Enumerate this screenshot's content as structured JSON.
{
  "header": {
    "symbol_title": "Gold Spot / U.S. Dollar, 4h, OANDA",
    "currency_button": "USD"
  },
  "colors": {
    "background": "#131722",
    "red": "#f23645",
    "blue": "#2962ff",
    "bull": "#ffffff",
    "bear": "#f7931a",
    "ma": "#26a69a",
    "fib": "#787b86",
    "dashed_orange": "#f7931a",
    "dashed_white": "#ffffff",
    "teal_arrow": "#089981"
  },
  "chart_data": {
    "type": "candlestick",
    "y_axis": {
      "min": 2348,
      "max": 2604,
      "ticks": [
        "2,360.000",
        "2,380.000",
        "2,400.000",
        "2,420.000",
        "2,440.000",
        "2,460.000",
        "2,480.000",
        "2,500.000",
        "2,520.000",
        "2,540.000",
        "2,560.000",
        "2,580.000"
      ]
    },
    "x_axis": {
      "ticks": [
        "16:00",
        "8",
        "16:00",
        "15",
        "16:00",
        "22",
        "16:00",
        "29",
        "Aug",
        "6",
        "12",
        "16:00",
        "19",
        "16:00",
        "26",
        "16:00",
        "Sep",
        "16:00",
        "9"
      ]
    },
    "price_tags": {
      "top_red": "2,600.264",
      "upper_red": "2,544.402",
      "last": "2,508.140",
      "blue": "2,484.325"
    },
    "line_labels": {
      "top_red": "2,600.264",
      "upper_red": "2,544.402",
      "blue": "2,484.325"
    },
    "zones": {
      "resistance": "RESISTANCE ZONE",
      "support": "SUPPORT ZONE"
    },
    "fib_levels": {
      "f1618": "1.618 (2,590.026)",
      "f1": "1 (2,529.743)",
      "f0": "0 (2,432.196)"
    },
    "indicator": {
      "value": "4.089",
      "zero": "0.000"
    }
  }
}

# # # #

Without changing a word, restate the whole listing.

Enumerate this screenshot's content as structured JSON.
{
  "header": {
    "symbol_title": "Gold Spot / U.S. Dollar, 4h, OANDA",
    "currency_button": "USD"
  },
  "colors": {
    "background": "#131722",
    "red": "#f23645",
    "blue": "#2962ff",
    "bull": "#ffffff",
    "bear": "#f7931a",
    "ma": "#26a69a",
    "fib": "#787b86",
    "dashed_orange": "#f7931a",
    "dashed_white": "#ffffff",
    "teal_arrow": "#089981"
  },
  "chart_data": {
    "type": "candlestick",
    "y_axis": {
      "min": 2348,
      "max": 2604,
      "ticks": [
        "2,360.000",
        "2,380.000",
        "2,400.000",
        "2,420.000",
        "2,440.000",
        "2,460.000",
        "2,480.000",
        "2,500.000",
        "2,520.000",
        "2,540.000",
        "2,560.000",
        "2,580.000"
      ]
    },
    "x_axis": {
      "ticks": [
        "16:00",
        "8",
        "16:00",
        "15",
        "16:00",
        "22",
        "16:00",
        "29",
        "Aug",
        "6",
        "12",
        "16:00",
        "19",
        "16:00",
        "26",
        "16:00",
        "Sep",
        "16:00",
        "9"
      ]
    },
    "price_tags": {
      "top_red": "2,600.264",
      "upper_red": "2,544.402",
      "last": "2,508.140",
      "blue": "2,484.325"
    },
    "line_labels": {
      "top_red": "2,600.264",
      "upper_red": "2,544.402",
      "blue": "2,484.325"
    },
    "zones": {
      "resistance": "RESISTANCE ZONE",
      "support": "SUPPORT ZONE"
    },
    "fib_levels": {
      "f1618": "1.618 (2,590.026)",
      "f1": "1 (2,529.743)",
      "f0": "0 (2,432.196)"
    },
    "indicator": {
      "value": "4.089",
      "zero": "0.000"
    }
  }
}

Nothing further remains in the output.